* Records shown *

◆ ◆ ◆

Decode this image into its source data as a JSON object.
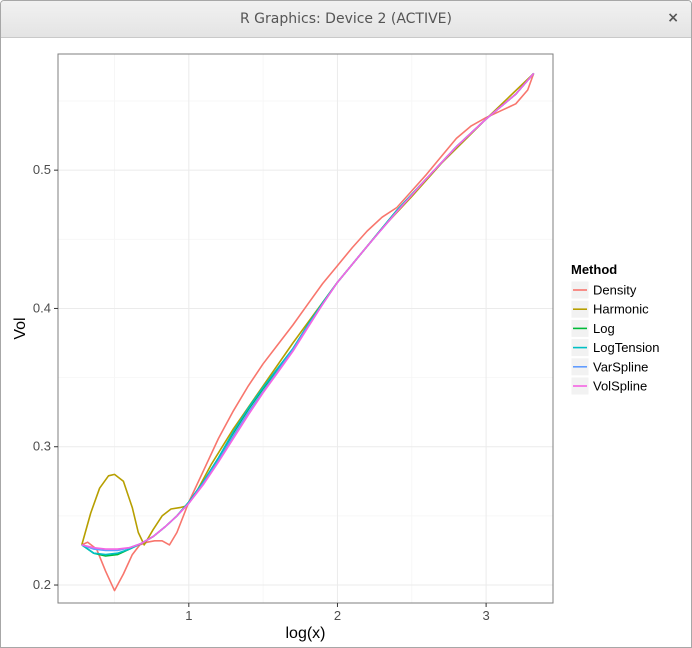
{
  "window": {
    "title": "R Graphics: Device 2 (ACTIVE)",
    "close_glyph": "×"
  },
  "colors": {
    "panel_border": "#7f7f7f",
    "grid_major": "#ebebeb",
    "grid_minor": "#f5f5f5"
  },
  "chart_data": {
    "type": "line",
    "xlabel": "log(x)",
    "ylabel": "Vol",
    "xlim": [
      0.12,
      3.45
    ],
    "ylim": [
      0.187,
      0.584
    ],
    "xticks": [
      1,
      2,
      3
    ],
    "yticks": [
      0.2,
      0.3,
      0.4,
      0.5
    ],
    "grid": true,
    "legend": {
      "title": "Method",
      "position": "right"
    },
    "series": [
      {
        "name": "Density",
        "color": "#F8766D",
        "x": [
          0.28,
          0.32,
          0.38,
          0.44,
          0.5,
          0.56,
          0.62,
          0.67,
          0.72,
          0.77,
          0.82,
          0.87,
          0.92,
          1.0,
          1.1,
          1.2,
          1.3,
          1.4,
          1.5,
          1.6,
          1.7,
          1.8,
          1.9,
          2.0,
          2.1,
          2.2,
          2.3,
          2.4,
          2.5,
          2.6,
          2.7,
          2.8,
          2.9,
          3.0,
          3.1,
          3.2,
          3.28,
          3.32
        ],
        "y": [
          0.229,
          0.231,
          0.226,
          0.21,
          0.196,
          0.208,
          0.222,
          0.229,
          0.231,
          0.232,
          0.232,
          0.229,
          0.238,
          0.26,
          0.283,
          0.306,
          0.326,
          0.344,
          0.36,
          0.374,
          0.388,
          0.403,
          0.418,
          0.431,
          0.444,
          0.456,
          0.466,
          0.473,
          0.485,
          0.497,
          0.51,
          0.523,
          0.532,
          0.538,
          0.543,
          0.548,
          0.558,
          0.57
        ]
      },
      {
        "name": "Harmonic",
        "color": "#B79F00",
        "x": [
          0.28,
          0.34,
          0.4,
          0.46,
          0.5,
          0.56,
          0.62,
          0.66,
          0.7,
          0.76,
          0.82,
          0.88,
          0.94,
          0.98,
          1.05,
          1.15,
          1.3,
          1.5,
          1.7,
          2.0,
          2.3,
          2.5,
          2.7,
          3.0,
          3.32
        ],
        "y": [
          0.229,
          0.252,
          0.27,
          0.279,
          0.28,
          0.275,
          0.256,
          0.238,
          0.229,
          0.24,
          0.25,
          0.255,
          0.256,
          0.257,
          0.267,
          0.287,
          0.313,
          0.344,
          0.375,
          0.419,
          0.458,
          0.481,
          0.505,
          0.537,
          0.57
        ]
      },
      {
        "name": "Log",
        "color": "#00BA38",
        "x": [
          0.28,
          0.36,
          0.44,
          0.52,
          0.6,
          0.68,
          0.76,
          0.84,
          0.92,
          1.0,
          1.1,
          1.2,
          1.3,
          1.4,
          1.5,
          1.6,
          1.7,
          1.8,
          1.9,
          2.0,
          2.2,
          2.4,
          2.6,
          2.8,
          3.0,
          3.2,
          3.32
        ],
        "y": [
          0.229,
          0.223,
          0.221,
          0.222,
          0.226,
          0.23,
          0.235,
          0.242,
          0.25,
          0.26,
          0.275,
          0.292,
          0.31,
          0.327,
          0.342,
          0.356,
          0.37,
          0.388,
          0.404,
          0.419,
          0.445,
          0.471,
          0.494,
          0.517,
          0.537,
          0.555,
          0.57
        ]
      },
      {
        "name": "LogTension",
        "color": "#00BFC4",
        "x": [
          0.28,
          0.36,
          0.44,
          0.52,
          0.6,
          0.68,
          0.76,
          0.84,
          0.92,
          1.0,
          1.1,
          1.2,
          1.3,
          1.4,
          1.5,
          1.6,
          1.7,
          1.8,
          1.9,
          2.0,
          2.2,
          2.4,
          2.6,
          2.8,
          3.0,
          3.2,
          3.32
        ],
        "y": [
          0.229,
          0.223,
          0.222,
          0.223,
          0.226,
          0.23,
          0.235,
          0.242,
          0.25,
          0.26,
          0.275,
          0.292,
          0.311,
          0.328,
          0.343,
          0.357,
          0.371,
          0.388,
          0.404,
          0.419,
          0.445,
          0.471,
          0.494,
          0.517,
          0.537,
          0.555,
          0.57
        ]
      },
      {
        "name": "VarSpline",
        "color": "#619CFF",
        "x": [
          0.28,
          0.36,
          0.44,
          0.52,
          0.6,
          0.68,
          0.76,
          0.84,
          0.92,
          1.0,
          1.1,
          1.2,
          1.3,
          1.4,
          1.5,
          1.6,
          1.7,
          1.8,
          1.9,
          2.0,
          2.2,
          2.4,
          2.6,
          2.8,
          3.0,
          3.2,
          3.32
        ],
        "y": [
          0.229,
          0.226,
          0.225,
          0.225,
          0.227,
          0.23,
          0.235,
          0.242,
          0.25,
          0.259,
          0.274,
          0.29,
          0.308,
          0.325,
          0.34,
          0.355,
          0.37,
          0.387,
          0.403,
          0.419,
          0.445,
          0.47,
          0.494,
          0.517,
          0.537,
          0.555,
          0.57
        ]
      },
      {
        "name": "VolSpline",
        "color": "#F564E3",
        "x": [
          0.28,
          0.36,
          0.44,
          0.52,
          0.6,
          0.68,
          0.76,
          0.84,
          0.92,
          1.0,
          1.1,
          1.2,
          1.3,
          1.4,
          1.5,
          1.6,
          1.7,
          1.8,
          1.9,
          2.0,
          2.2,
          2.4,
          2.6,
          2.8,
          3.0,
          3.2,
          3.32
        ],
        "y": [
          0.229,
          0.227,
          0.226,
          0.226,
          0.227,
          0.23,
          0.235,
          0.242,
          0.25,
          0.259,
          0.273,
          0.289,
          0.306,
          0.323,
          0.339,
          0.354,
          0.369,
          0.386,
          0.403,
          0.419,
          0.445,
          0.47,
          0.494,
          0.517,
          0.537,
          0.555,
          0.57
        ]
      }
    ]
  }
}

◆ ◆ ◆

* Written exercise *
Every record must be copied exactly, with images dropped from the result.

* Exercise answer *
Decode this image into its source data as a JSON object.
{
  "window": {
    "title": "R Graphics: Device 2 (ACTIVE)",
    "close_glyph": "×"
  },
  "colors": {
    "panel_border": "#7f7f7f",
    "grid_major": "#ebebeb",
    "grid_minor": "#f5f5f5"
  },
  "chart_data": {
    "type": "line",
    "xlabel": "log(x)",
    "ylabel": "Vol",
    "xlim": [
      0.12,
      3.45
    ],
    "ylim": [
      0.187,
      0.584
    ],
    "xticks": [
      1,
      2,
      3
    ],
    "yticks": [
      0.2,
      0.3,
      0.4,
      0.5
    ],
    "grid": true,
    "legend": {
      "title": "Method",
      "position": "right"
    },
    "series": [
      {
        "name": "Density",
        "color": "#F8766D",
        "x": [
          0.28,
          0.32,
          0.38,
          0.44,
          0.5,
          0.56,
          0.62,
          0.67,
          0.72,
          0.77,
          0.82,
          0.87,
          0.92,
          1.0,
          1.1,
          1.2,
          1.3,
          1.4,
          1.5,
          1.6,
          1.7,
          1.8,
          1.9,
          2.0,
          2.1,
          2.2,
          2.3,
          2.4,
          2.5,
          2.6,
          2.7,
          2.8,
          2.9,
          3.0,
          3.1,
          3.2,
          3.28,
          3.32
        ],
        "y": [
          0.229,
          0.231,
          0.226,
          0.21,
          0.196,
          0.208,
          0.222,
          0.229,
          0.231,
          0.232,
          0.232,
          0.229,
          0.238,
          0.26,
          0.283,
          0.306,
          0.326,
          0.344,
          0.36,
          0.374,
          0.388,
          0.403,
          0.418,
          0.431,
          0.444,
          0.456,
          0.466,
          0.473,
          0.485,
          0.497,
          0.51,
          0.523,
          0.532,
          0.538,
          0.543,
          0.548,
          0.558,
          0.57
        ]
      },
      {
        "name": "Harmonic",
        "color": "#B79F00",
        "x": [
          0.28,
          0.34,
          0.4,
          0.46,
          0.5,
          0.56,
          0.62,
          0.66,
          0.7,
          0.76,
          0.82,
          0.88,
          0.94,
          0.98,
          1.05,
          1.15,
          1.3,
          1.5,
          1.7,
          2.0,
          2.3,
          2.5,
          2.7,
          3.0,
          3.32
        ],
        "y": [
          0.229,
          0.252,
          0.27,
          0.279,
          0.28,
          0.275,
          0.256,
          0.238,
          0.229,
          0.24,
          0.25,
          0.255,
          0.256,
          0.257,
          0.267,
          0.287,
          0.313,
          0.344,
          0.375,
          0.419,
          0.458,
          0.481,
          0.505,
          0.537,
          0.57
        ]
      },
      {
        "name": "Log",
        "color": "#00BA38",
        "x": [
          0.28,
          0.36,
          0.44,
          0.52,
          0.6,
          0.68,
          0.76,
          0.84,
          0.92,
          1.0,
          1.1,
          1.2,
          1.3,
          1.4,
          1.5,
          1.6,
          1.7,
          1.8,
          1.9,
          2.0,
          2.2,
          2.4,
          2.6,
          2.8,
          3.0,
          3.2,
          3.32
        ],
        "y": [
          0.229,
          0.223,
          0.221,
          0.222,
          0.226,
          0.23,
          0.235,
          0.242,
          0.25,
          0.26,
          0.275,
          0.292,
          0.31,
          0.327,
          0.342,
          0.356,
          0.37,
          0.388,
          0.404,
          0.419,
          0.445,
          0.471,
          0.494,
          0.517,
          0.537,
          0.555,
          0.57
        ]
      },
      {
        "name": "LogTension",
        "color": "#00BFC4",
        "x": [
          0.28,
          0.36,
          0.44,
          0.52,
          0.6,
          0.68,
          0.76,
          0.84,
          0.92,
          1.0,
          1.1,
          1.2,
          1.3,
          1.4,
          1.5,
          1.6,
          1.7,
          1.8,
          1.9,
          2.0,
          2.2,
          2.4,
          2.6,
          2.8,
          3.0,
          3.2,
          3.32
        ],
        "y": [
          0.229,
          0.223,
          0.222,
          0.223,
          0.226,
          0.23,
          0.235,
          0.242,
          0.25,
          0.26,
          0.275,
          0.292,
          0.311,
          0.328,
          0.343,
          0.357,
          0.371,
          0.388,
          0.404,
          0.419,
          0.445,
          0.471,
          0.494,
          0.517,
          0.537,
          0.555,
          0.57
        ]
      },
      {
        "name": "VarSpline",
        "color": "#619CFF",
        "x": [
          0.28,
          0.36,
          0.44,
          0.52,
          0.6,
          0.68,
          0.76,
          0.84,
          0.92,
          1.0,
          1.1,
          1.2,
          1.3,
          1.4,
          1.5,
          1.6,
          1.7,
          1.8,
          1.9,
          2.0,
          2.2,
          2.4,
          2.6,
          2.8,
          3.0,
          3.2,
          3.32
        ],
        "y": [
          0.229,
          0.226,
          0.225,
          0.225,
          0.227,
          0.23,
          0.235,
          0.242,
          0.25,
          0.259,
          0.274,
          0.29,
          0.308,
          0.325,
          0.34,
          0.355,
          0.37,
          0.387,
          0.403,
          0.419,
          0.445,
          0.47,
          0.494,
          0.517,
          0.537,
          0.555,
          0.57
        ]
      },
      {
        "name": "VolSpline",
        "color": "#F564E3",
        "x": [
          0.28,
          0.36,
          0.44,
          0.52,
          0.6,
          0.68,
          0.76,
          0.84,
          0.92,
          1.0,
          1.1,
          1.2,
          1.3,
          1.4,
          1.5,
          1.6,
          1.7,
          1.8,
          1.9,
          2.0,
          2.2,
          2.4,
          2.6,
          2.8,
          3.0,
          3.2,
          3.32
        ],
        "y": [
          0.229,
          0.227,
          0.226,
          0.226,
          0.227,
          0.23,
          0.235,
          0.242,
          0.25,
          0.259,
          0.273,
          0.289,
          0.306,
          0.323,
          0.339,
          0.354,
          0.369,
          0.386,
          0.403,
          0.419,
          0.445,
          0.47,
          0.494,
          0.517,
          0.537,
          0.555,
          0.57
        ]
      }
    ]
  }
}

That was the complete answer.